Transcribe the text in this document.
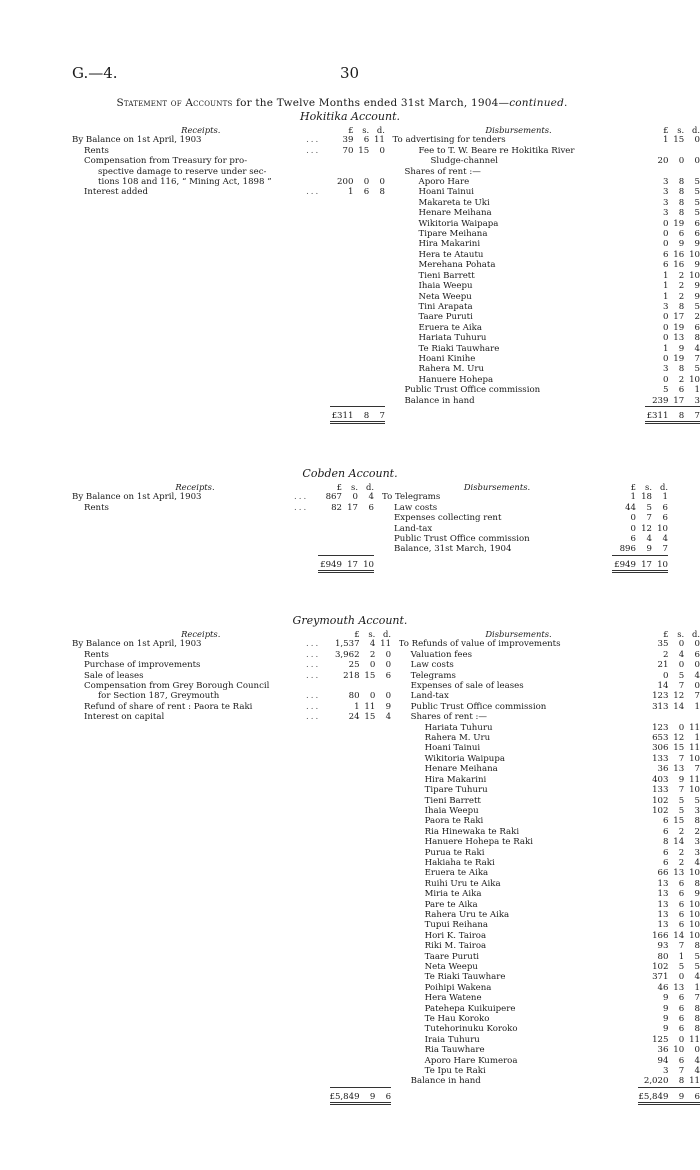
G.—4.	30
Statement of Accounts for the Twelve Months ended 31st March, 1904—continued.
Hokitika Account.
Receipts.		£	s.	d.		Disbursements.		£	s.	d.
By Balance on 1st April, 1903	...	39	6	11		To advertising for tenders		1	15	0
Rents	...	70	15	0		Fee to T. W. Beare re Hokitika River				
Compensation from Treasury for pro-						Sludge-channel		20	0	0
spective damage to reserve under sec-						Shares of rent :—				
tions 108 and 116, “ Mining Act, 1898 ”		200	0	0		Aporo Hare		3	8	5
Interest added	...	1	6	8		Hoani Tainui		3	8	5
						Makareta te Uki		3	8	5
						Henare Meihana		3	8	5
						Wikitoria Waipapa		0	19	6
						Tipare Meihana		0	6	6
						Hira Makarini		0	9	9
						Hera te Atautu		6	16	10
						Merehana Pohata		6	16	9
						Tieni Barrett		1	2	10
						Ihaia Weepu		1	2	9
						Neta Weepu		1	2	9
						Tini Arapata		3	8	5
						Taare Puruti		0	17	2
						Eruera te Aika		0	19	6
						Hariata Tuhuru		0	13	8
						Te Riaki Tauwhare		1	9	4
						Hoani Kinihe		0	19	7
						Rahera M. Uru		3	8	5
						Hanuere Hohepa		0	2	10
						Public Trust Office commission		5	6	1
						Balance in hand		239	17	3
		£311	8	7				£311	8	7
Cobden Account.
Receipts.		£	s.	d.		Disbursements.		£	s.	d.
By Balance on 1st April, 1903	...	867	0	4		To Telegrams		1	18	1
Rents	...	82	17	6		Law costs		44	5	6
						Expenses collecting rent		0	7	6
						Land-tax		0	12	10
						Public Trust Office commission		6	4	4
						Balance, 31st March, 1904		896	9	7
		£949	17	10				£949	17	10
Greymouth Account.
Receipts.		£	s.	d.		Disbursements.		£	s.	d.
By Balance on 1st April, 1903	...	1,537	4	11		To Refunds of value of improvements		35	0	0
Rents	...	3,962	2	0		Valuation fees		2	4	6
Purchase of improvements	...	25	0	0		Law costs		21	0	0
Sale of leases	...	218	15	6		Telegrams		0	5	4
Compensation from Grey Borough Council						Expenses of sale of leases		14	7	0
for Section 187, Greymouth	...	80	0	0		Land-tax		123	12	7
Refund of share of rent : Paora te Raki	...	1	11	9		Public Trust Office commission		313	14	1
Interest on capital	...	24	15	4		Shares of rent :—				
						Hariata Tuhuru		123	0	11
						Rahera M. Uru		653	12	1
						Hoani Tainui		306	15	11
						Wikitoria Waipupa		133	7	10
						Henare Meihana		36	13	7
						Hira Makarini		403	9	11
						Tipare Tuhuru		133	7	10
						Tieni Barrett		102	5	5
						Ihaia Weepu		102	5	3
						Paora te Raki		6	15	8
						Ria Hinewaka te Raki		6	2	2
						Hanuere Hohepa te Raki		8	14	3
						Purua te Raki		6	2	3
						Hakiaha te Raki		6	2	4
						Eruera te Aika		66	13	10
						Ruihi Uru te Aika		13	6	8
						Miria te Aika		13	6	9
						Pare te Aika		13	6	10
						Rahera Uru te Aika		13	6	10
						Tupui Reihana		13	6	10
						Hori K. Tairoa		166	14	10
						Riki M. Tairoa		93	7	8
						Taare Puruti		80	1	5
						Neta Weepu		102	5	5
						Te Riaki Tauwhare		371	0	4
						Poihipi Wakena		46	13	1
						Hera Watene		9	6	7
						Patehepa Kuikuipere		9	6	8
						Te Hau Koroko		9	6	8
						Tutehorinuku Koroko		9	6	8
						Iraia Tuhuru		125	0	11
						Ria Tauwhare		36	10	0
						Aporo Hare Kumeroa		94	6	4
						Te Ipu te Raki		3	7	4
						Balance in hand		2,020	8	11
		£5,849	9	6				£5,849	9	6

*Work to be completed*
Each line in the listing above that contains "Raki" should be copied.

*Exercise output*
Refund of share of rent : Paora te Raki	...	1	11	9		Public Trust Office commission		313	14	1
						Paora te Raki		6	15	8
						Ria Hinewaka te Raki		6	2	2
						Hanuere Hohepa te Raki		8	14	3
						Purua te Raki		6	2	3
						Hakiaha te Raki		6	2	4
						Te Ipu te Raki		3	7	4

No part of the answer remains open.